> **Short task**: Count how many lines contain "자동환불" and reply with that number only.

▶

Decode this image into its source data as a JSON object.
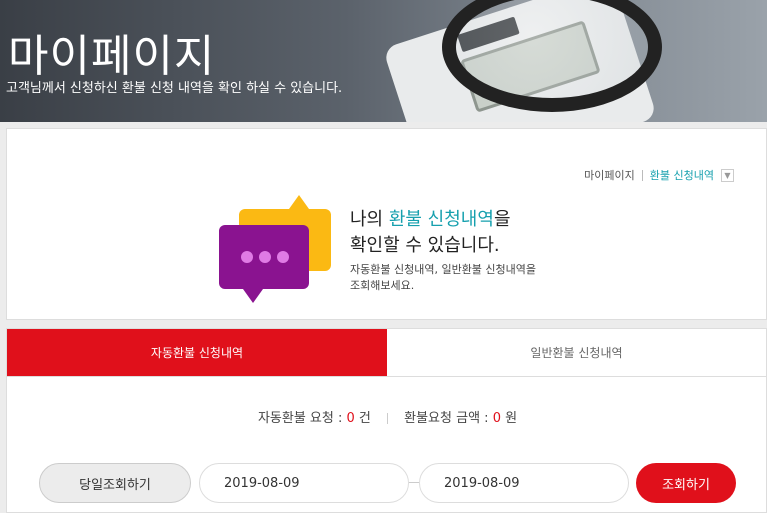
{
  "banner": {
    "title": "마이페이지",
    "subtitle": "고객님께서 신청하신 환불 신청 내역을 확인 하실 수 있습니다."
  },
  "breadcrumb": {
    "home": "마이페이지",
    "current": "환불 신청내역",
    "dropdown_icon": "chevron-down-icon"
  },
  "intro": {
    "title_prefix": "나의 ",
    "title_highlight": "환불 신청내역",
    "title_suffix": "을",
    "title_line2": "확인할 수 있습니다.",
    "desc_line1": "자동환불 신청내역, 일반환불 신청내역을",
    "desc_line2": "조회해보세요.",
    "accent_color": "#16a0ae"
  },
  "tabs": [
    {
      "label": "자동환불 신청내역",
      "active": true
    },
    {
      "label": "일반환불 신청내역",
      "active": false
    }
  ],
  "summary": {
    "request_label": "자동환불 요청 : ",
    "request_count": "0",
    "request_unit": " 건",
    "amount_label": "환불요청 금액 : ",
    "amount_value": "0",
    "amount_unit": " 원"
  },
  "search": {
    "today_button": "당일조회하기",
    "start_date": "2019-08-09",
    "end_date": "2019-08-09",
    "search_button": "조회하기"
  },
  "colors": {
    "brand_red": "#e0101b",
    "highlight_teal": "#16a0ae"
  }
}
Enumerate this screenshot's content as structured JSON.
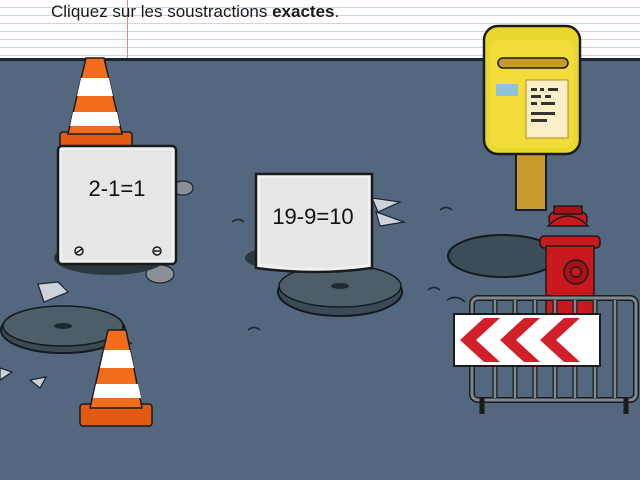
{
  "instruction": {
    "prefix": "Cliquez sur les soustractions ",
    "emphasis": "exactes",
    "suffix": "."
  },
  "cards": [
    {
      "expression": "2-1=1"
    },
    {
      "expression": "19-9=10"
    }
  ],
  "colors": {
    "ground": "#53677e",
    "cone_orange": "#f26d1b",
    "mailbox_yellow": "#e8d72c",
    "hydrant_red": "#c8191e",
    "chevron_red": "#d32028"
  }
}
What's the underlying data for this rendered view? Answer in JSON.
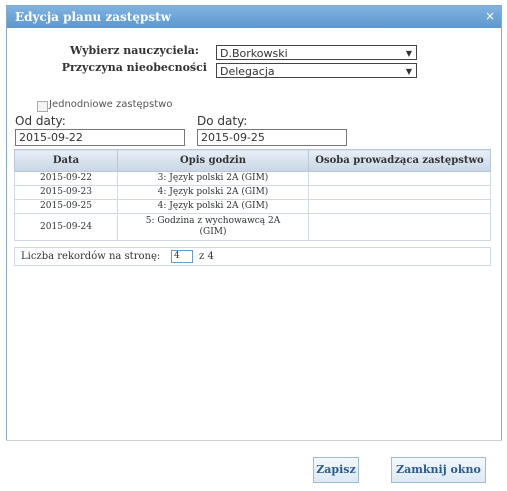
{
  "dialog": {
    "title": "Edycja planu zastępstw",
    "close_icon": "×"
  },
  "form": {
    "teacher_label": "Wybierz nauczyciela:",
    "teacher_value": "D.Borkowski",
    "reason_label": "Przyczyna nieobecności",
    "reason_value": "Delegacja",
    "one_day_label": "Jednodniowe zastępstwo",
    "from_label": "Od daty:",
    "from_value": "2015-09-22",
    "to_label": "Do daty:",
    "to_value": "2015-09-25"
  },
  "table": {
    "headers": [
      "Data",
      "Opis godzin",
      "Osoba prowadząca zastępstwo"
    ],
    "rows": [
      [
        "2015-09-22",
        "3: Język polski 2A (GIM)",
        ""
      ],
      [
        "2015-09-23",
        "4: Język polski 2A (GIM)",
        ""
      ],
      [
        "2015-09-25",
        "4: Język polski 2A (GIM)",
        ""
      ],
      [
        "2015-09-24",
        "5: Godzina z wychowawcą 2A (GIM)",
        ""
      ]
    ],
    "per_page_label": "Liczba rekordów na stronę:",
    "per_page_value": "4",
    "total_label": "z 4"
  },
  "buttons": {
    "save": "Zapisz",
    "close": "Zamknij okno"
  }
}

◀
▶

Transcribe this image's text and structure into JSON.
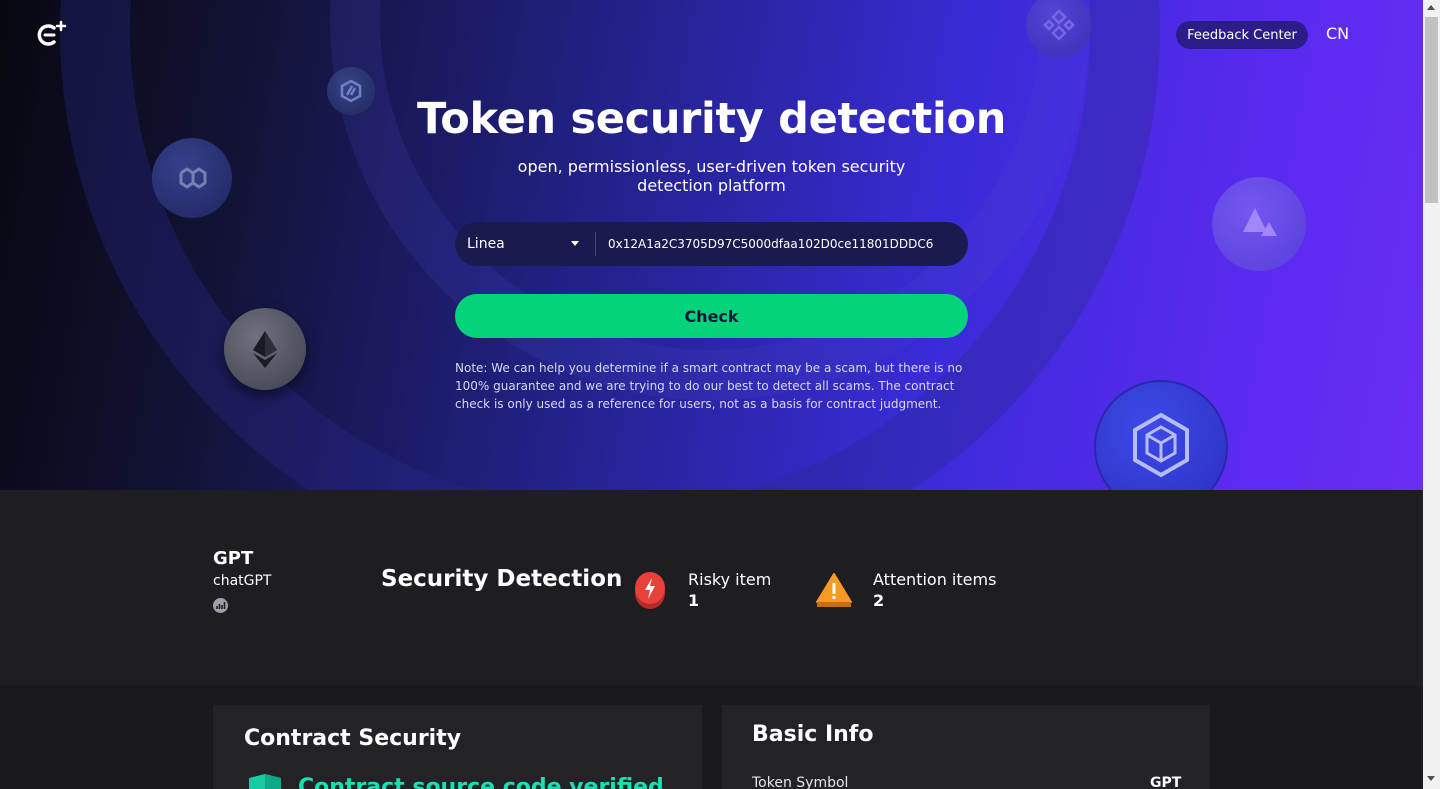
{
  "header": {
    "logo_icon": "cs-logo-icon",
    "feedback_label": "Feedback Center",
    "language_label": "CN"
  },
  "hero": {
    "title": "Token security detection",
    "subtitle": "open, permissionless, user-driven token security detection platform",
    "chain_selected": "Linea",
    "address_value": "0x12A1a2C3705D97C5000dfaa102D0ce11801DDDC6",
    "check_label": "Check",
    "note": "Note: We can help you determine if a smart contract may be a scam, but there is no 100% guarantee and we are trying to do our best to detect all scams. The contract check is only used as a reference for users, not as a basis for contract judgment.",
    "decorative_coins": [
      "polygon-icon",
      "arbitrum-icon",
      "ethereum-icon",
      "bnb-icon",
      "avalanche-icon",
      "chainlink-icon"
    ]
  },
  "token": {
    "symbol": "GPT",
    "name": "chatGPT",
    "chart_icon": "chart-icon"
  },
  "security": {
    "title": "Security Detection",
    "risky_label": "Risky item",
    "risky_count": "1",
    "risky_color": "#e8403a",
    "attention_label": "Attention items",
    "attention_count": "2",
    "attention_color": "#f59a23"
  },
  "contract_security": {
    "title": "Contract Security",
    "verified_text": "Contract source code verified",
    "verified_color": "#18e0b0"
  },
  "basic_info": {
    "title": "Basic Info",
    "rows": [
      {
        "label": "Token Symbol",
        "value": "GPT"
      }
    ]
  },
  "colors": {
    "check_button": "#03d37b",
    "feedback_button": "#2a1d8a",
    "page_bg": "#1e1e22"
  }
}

◀
▶

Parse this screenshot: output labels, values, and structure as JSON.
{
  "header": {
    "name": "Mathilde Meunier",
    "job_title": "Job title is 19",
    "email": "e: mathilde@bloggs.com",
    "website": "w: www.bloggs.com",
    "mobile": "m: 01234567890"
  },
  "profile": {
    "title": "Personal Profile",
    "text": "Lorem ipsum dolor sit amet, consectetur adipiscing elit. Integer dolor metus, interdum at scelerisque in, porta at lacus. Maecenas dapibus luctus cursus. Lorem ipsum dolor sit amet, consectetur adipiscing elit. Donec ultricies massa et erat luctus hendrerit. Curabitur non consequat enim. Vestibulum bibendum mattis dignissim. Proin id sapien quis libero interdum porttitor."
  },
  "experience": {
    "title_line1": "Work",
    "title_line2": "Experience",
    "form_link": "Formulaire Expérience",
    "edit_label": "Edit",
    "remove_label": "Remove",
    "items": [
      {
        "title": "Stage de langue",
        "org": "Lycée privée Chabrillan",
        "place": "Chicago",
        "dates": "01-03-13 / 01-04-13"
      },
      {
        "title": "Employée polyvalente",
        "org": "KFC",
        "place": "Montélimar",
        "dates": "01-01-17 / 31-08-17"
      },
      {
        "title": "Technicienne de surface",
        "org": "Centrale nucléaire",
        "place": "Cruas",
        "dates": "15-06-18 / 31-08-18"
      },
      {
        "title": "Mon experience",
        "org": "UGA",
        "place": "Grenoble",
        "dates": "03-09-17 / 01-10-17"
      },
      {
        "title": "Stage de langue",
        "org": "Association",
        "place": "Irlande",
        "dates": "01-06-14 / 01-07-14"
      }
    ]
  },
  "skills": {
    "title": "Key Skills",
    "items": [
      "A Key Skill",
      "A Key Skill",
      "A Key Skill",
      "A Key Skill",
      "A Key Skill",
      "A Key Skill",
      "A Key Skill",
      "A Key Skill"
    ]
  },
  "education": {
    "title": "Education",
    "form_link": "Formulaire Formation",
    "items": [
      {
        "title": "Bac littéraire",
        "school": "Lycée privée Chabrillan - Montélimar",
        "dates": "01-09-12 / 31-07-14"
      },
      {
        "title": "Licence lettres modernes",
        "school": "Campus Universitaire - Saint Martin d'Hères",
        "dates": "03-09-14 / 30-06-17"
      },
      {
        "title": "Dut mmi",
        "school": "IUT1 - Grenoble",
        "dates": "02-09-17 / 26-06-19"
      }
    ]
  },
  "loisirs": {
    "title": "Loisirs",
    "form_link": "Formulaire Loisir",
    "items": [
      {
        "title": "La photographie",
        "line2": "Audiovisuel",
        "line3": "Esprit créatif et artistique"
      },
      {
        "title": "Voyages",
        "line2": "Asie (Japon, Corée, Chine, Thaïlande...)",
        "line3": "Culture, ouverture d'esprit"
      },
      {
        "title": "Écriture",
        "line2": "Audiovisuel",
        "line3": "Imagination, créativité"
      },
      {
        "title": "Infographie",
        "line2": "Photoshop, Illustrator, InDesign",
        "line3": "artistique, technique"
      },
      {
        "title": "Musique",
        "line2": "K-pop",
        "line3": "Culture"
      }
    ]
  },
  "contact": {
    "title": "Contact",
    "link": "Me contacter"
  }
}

◀

> **Exercise answer**: 3